(Stored entries)
<<<<

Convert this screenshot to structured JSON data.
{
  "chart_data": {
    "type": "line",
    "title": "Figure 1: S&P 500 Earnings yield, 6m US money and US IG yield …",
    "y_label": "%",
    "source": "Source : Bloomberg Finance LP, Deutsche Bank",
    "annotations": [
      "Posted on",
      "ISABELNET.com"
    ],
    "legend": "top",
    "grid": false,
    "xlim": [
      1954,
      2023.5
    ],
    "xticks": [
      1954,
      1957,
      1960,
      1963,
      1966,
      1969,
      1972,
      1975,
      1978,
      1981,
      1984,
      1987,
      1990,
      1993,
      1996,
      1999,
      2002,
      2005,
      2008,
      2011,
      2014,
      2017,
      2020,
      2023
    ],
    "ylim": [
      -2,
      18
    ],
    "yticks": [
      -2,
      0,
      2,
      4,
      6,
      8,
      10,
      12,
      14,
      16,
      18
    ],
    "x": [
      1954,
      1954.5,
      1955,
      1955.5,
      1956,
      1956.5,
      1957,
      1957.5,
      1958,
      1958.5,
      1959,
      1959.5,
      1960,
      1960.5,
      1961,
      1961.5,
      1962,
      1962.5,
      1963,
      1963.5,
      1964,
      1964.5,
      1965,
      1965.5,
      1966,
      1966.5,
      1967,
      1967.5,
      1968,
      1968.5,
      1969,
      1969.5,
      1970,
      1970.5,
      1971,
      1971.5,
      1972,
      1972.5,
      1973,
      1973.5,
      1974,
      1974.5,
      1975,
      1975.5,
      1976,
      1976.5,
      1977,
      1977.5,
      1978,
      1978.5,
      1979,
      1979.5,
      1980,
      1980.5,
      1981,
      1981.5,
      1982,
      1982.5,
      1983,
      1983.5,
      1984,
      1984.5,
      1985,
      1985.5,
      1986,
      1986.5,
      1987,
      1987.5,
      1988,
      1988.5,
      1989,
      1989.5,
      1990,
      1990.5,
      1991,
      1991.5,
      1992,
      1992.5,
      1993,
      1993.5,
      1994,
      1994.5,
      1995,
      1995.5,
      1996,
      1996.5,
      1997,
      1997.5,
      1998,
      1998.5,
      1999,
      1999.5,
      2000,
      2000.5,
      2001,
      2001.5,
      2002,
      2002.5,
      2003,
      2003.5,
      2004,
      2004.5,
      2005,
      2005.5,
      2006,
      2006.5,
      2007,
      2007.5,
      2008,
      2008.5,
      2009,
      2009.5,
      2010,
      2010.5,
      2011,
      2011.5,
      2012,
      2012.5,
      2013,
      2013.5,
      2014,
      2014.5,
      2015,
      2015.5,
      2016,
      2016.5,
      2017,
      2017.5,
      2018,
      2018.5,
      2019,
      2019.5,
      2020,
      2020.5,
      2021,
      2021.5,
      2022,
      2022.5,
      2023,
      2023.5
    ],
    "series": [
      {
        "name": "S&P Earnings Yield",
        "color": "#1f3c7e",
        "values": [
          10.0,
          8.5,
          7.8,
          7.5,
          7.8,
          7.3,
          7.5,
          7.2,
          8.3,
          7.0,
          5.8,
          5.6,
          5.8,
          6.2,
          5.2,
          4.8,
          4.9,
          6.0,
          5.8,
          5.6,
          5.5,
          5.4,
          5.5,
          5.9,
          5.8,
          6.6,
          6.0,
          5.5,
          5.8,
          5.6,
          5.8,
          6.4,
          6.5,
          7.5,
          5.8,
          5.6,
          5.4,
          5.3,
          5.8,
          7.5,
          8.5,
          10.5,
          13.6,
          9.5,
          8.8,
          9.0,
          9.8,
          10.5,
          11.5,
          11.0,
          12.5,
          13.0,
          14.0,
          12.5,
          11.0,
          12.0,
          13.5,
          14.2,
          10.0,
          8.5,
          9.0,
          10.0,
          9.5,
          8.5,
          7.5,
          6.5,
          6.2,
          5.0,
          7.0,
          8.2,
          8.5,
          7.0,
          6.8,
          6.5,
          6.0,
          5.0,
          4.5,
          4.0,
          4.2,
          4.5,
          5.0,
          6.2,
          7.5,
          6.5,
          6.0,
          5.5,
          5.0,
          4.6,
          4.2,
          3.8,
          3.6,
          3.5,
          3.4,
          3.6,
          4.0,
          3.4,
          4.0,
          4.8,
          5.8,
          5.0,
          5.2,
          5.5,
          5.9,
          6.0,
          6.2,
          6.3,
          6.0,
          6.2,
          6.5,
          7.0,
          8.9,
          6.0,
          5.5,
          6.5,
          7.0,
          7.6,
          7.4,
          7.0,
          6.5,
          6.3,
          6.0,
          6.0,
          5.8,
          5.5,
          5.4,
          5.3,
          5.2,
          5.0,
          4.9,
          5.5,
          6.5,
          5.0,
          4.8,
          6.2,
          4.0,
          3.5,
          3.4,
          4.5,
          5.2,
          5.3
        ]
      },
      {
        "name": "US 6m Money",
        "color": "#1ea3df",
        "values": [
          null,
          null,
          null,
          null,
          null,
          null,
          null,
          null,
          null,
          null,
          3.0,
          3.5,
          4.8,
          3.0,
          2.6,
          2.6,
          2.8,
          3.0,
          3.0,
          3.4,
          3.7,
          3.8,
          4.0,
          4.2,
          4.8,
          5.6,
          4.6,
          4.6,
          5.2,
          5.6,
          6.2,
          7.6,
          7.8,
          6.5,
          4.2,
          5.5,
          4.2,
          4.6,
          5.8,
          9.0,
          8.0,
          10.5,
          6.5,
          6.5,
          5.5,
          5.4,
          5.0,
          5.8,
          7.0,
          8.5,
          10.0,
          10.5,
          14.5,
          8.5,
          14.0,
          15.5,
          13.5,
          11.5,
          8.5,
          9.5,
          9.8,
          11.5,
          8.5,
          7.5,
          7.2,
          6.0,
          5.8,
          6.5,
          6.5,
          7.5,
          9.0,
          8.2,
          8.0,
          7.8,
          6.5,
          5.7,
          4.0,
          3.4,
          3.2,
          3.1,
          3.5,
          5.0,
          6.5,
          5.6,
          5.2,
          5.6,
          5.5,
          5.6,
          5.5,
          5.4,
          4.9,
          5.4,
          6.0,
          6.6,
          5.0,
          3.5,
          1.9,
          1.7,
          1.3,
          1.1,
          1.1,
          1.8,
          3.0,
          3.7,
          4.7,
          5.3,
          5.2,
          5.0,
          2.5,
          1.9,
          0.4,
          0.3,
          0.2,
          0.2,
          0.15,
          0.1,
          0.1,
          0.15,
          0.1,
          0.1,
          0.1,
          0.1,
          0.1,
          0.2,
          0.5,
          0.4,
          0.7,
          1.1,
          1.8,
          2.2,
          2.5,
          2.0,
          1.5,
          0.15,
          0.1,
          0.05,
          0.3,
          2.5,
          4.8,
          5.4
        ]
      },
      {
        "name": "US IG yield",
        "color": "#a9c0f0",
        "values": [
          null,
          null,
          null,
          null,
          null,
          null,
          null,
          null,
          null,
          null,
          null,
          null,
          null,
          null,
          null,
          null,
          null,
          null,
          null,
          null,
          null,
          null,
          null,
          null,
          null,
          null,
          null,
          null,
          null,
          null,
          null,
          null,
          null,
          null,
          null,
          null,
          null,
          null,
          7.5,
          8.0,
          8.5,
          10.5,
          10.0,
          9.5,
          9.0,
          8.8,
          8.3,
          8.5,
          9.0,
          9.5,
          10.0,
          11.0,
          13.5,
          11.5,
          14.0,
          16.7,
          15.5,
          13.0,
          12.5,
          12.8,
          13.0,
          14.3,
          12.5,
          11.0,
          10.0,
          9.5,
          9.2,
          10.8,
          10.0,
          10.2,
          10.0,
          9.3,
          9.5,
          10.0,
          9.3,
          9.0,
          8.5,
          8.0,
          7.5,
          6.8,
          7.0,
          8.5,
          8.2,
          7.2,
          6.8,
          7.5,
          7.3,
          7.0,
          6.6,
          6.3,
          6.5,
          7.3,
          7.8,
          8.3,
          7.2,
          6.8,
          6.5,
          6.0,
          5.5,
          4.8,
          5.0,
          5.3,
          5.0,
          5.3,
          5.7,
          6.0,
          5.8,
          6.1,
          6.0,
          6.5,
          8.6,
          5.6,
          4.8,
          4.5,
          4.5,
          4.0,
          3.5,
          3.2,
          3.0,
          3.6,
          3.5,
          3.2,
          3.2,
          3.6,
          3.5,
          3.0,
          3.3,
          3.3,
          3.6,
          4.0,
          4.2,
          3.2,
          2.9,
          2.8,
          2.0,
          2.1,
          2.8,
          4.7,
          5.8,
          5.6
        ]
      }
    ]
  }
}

>>>>

(SET EXERCISE)
In the entries above, find lines with "Earnings" and copy each.

(SOLVED EXERCISE)
    "title": "Figure 1: S&P 500 Earnings yield, 6m US money and US IG yield …",
        "name": "S&P Earnings Yield",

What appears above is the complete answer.